What is asked:
Find every line of the listing below where "everplaces" appears, and copy it.

-- BEGIN Provided material --

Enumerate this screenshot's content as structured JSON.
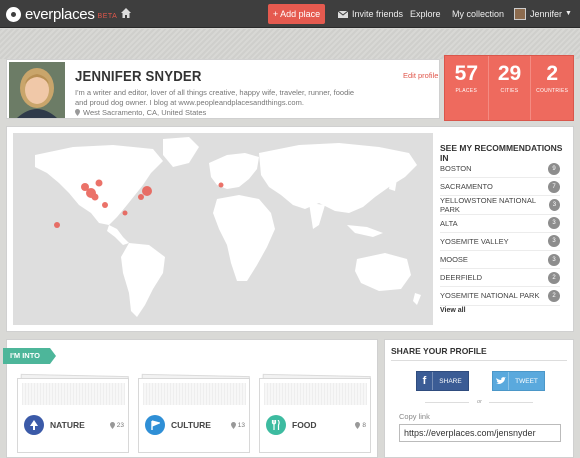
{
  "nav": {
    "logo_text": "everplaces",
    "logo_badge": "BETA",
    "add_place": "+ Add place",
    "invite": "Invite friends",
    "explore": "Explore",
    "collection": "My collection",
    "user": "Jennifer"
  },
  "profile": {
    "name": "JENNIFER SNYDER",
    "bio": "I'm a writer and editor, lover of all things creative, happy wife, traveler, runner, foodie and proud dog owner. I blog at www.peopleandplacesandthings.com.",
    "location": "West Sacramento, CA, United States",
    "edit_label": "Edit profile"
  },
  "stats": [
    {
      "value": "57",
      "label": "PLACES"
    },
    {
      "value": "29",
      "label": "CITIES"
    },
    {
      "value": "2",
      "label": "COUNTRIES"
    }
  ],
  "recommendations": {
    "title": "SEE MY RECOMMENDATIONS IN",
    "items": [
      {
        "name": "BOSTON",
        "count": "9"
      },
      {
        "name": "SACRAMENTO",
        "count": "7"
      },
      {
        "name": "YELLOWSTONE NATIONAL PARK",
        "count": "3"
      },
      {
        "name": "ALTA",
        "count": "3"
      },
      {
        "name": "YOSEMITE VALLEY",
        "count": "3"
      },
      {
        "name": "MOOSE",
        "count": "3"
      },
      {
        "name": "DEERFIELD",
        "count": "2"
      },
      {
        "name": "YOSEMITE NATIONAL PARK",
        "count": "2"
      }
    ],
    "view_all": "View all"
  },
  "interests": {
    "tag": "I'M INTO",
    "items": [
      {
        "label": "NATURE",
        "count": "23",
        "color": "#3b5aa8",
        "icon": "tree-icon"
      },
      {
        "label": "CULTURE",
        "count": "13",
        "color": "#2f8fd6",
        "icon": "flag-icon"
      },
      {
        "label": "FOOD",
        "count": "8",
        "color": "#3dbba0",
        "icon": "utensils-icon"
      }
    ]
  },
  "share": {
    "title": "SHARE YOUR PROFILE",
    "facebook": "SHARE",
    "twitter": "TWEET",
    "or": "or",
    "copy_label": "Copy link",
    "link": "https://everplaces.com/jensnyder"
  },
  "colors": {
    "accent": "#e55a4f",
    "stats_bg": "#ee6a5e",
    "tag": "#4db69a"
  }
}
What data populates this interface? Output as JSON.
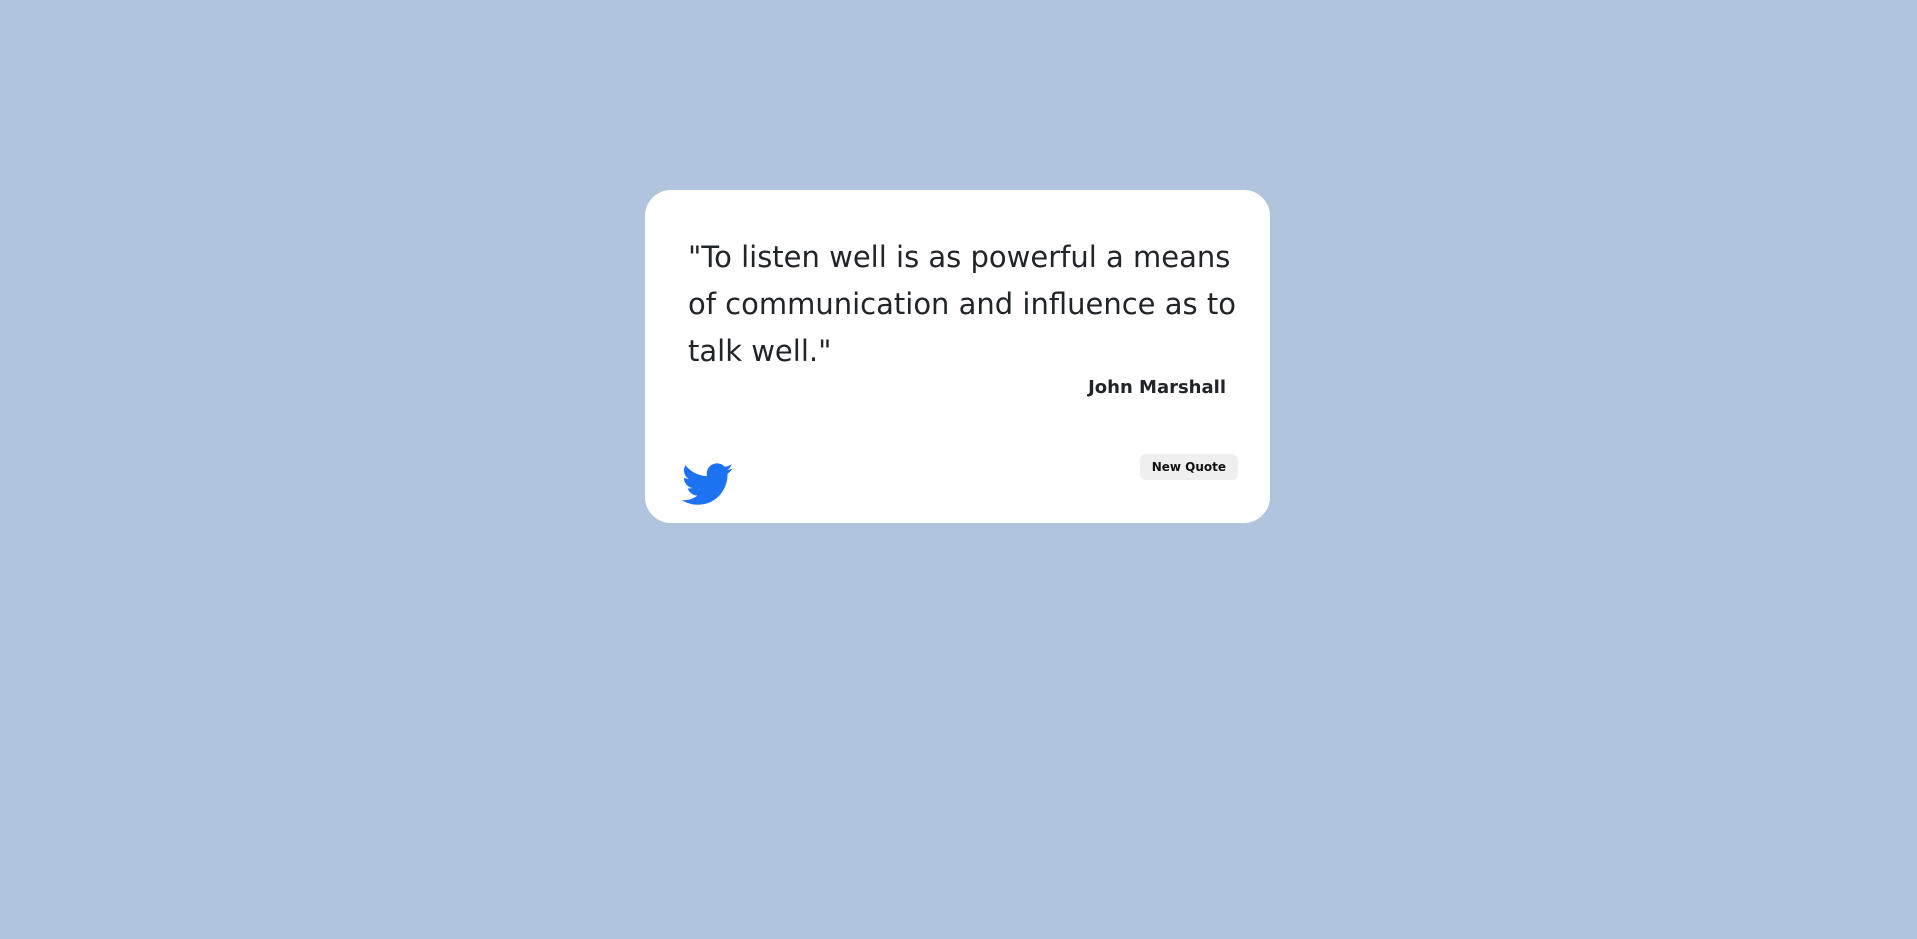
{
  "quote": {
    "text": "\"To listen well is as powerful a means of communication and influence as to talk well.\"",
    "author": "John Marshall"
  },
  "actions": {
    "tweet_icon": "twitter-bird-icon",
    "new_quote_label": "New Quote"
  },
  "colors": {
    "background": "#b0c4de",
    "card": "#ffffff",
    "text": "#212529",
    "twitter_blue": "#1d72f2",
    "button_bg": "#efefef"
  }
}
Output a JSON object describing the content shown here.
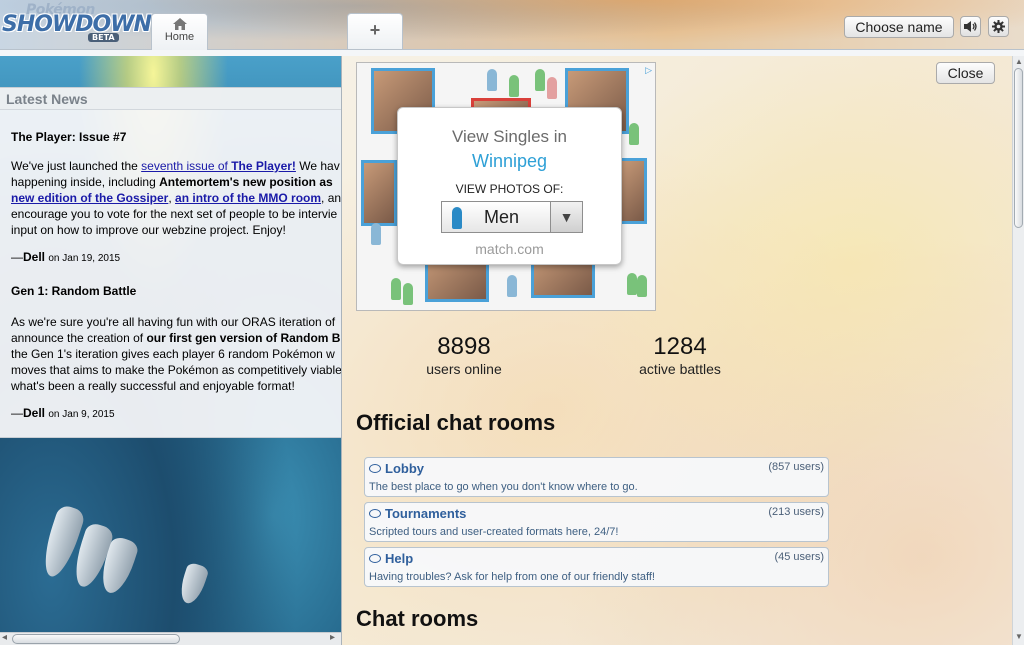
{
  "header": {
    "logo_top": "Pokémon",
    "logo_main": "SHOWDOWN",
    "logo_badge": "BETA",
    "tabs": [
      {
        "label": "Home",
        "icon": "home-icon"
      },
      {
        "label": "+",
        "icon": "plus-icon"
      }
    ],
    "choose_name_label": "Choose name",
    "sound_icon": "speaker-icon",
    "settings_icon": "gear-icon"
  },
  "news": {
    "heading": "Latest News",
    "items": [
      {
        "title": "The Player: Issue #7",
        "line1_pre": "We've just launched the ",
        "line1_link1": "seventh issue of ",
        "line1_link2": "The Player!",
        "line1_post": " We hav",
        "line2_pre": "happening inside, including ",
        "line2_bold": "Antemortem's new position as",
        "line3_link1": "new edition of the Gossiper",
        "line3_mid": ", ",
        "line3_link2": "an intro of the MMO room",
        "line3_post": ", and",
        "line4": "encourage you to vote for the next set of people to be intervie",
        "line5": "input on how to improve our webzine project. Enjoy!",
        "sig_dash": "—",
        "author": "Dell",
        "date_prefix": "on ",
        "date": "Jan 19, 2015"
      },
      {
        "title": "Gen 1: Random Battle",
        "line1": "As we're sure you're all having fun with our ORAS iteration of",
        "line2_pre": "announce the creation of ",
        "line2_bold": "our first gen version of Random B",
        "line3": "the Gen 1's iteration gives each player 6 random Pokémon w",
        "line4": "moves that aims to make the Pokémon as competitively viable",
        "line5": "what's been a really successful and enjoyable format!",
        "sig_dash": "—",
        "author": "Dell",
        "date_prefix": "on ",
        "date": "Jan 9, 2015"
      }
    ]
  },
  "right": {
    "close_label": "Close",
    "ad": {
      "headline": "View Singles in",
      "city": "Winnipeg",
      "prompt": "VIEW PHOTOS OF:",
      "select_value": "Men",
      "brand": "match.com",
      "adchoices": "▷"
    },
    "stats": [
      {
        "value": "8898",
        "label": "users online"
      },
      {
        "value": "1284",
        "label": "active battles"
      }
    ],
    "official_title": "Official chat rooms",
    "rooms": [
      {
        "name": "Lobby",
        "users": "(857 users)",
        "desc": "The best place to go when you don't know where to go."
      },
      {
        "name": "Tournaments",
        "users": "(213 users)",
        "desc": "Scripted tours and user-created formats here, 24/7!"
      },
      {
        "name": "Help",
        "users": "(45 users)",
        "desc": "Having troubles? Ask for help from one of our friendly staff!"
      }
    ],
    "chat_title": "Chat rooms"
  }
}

-- END Provided material --

Solution for this problem:
    "logo_text": "everplaces",
    "link": "https://everplaces.com/jensnyder"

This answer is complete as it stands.